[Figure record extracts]
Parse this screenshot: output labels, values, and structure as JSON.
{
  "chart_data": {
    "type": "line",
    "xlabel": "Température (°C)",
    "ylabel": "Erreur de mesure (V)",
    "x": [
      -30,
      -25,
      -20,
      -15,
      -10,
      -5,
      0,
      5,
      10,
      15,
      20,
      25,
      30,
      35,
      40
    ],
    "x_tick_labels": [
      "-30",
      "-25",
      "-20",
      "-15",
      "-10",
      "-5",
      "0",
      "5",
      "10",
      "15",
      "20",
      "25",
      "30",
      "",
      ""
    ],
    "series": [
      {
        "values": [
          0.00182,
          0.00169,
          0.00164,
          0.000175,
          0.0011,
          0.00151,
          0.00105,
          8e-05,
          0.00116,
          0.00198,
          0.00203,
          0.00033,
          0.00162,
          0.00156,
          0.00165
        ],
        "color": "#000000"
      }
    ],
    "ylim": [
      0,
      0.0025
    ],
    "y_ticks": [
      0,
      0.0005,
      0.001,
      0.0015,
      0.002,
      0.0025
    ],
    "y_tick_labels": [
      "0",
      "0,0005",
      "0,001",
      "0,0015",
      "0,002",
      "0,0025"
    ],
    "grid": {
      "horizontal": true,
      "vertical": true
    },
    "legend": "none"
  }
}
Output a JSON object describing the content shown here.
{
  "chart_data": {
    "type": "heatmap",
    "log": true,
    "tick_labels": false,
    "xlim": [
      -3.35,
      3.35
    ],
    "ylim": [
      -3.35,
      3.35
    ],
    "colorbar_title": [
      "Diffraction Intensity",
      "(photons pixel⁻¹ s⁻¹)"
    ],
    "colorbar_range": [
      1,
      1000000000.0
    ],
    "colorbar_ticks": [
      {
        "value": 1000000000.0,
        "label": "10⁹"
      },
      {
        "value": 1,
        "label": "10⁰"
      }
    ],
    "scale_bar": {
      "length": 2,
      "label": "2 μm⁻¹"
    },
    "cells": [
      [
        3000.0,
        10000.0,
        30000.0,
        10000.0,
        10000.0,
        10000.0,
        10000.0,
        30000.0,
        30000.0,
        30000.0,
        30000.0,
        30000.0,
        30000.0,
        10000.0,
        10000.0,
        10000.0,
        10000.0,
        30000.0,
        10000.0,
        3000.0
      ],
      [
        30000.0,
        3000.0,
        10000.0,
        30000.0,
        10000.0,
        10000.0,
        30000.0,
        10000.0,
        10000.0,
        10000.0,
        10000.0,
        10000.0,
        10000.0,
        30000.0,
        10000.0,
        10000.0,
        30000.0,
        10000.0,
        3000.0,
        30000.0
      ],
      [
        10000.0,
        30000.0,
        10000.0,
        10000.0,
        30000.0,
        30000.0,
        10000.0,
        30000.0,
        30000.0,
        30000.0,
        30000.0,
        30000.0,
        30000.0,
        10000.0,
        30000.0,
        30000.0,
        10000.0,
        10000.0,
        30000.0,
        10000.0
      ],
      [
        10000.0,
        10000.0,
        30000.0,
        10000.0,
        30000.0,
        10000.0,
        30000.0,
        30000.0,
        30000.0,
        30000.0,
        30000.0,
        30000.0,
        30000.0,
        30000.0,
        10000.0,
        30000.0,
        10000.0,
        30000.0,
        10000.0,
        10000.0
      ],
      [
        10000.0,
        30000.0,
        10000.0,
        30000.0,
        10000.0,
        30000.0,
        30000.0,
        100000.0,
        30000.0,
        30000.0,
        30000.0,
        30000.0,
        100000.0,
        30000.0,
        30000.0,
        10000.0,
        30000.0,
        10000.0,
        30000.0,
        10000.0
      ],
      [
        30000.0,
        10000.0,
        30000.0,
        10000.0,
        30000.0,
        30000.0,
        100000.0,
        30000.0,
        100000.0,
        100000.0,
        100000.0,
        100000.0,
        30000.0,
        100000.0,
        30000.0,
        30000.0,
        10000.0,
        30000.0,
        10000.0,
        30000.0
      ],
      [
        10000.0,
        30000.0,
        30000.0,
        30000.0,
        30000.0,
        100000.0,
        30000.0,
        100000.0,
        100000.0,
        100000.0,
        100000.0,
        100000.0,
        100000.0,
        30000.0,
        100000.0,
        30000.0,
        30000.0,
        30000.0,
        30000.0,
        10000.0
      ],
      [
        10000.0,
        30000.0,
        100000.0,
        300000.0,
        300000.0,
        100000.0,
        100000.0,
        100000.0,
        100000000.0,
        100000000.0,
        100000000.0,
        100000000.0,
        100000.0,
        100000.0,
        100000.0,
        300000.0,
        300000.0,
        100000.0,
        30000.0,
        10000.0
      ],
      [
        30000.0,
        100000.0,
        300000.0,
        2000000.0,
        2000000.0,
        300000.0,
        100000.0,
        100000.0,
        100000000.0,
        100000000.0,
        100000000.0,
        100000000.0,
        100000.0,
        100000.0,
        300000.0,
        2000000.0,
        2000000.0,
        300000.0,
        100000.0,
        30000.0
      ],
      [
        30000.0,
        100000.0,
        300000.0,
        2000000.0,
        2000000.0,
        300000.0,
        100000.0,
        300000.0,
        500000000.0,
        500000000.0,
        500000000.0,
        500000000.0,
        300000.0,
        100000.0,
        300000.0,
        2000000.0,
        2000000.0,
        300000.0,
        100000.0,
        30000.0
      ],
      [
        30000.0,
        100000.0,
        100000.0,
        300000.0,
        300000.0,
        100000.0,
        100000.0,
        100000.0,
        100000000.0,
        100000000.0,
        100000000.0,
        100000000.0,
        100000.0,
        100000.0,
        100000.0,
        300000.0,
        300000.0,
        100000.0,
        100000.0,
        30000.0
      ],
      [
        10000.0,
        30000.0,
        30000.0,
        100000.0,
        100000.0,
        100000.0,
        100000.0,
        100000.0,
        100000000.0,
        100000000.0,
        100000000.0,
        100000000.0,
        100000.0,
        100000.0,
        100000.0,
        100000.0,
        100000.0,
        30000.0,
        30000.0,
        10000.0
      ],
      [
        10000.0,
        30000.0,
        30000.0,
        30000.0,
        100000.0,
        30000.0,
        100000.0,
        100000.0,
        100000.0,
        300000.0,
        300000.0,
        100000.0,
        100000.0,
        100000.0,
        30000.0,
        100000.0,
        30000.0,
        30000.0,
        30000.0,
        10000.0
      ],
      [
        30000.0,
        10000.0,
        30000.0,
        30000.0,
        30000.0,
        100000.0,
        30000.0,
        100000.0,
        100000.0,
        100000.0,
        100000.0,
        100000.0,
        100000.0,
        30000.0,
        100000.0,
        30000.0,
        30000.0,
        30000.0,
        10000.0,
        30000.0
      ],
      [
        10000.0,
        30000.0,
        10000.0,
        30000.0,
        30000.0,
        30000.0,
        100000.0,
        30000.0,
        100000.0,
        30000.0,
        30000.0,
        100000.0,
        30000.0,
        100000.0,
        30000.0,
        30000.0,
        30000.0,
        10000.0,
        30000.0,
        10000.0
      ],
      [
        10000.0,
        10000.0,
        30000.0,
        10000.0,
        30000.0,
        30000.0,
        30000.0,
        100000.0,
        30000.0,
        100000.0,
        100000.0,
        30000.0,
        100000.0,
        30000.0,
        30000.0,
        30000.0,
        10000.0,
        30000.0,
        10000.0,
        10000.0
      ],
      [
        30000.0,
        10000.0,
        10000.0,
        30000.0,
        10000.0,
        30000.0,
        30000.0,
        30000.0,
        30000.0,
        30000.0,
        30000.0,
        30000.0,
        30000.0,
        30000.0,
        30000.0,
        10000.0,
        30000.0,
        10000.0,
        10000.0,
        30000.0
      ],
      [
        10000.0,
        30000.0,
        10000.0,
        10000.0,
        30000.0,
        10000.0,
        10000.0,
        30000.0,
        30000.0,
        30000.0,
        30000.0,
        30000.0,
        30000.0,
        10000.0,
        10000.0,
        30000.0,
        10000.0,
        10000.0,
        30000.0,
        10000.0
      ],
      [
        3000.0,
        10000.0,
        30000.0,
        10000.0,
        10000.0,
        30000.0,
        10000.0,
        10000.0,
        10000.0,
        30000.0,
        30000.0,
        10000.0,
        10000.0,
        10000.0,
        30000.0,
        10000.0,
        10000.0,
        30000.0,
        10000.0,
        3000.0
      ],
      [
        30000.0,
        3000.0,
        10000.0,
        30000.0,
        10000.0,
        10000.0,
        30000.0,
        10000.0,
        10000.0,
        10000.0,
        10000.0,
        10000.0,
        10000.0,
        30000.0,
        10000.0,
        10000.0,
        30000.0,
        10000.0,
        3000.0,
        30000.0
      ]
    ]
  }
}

_Instructions to follow_
Select from the material above each line in which the string "values" appears, and list those lines.

_The answer_
Parse this screenshot: output labels, values, and structure as JSON.
        "values": [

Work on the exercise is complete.